OBJECTIVE:
Transcribe every line of the listing below without any deviation.
::: INFORMATION PROVIDED :::
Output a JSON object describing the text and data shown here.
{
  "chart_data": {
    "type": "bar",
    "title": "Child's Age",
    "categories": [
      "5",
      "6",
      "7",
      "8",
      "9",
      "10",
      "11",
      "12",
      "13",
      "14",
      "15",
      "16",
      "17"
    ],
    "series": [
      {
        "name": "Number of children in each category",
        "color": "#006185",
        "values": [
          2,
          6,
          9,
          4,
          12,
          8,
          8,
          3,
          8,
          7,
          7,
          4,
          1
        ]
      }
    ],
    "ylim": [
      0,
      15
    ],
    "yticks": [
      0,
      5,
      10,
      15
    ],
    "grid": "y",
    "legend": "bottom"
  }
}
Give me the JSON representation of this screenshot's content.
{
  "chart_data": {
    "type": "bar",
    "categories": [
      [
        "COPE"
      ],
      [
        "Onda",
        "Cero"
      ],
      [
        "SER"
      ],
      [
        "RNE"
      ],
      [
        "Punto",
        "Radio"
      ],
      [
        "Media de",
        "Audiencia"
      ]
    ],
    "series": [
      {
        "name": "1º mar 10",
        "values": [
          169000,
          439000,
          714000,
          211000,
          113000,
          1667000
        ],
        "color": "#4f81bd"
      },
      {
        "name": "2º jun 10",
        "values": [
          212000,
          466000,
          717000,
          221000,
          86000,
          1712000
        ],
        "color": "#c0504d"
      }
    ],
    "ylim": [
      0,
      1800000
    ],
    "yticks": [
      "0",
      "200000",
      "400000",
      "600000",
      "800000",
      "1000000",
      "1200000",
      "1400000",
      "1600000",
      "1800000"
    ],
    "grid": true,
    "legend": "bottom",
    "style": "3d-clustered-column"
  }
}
:::
FINISHED ANSWER:
Output a JSON object describing the text and data shown here.
{
  "chart_data": {
    "type": "bar",
    "title": "Child's Age",
    "categories": [
      "5",
      "6",
      "7",
      "8",
      "9",
      "10",
      "11",
      "12",
      "13",
      "14",
      "15",
      "16",
      "17"
    ],
    "series": [
      {
        "name": "Number of children in each category",
        "color": "#006185",
        "values": [
          2,
          6,
          9,
          4,
          12,
          8,
          8,
          3,
          8,
          7,
          7,
          4,
          1
        ]
      }
    ],
    "ylim": [
      0,
      15
    ],
    "yticks": [
      0,
      5,
      10,
      15
    ],
    "grid": "y",
    "legend": "bottom"
  }
}
Give me the JSON representation of this screenshot's content.
{
  "chart_data": {
    "type": "bar",
    "categories": [
      [
        "COPE"
      ],
      [
        "Onda",
        "Cero"
      ],
      [
        "SER"
      ],
      [
        "RNE"
      ],
      [
        "Punto",
        "Radio"
      ],
      [
        "Media de",
        "Audiencia"
      ]
    ],
    "series": [
      {
        "name": "1º mar 10",
        "values": [
          169000,
          439000,
          714000,
          211000,
          113000,
          1667000
        ],
        "color": "#4f81bd"
      },
      {
        "name": "2º jun 10",
        "values": [
          212000,
          466000,
          717000,
          221000,
          86000,
          1712000
        ],
        "color": "#c0504d"
      }
    ],
    "ylim": [
      0,
      1800000
    ],
    "yticks": [
      "0",
      "200000",
      "400000",
      "600000",
      "800000",
      "1000000",
      "1200000",
      "1400000",
      "1600000",
      "1800000"
    ],
    "grid": true,
    "legend": "bottom",
    "style": "3d-clustered-column"
  }
}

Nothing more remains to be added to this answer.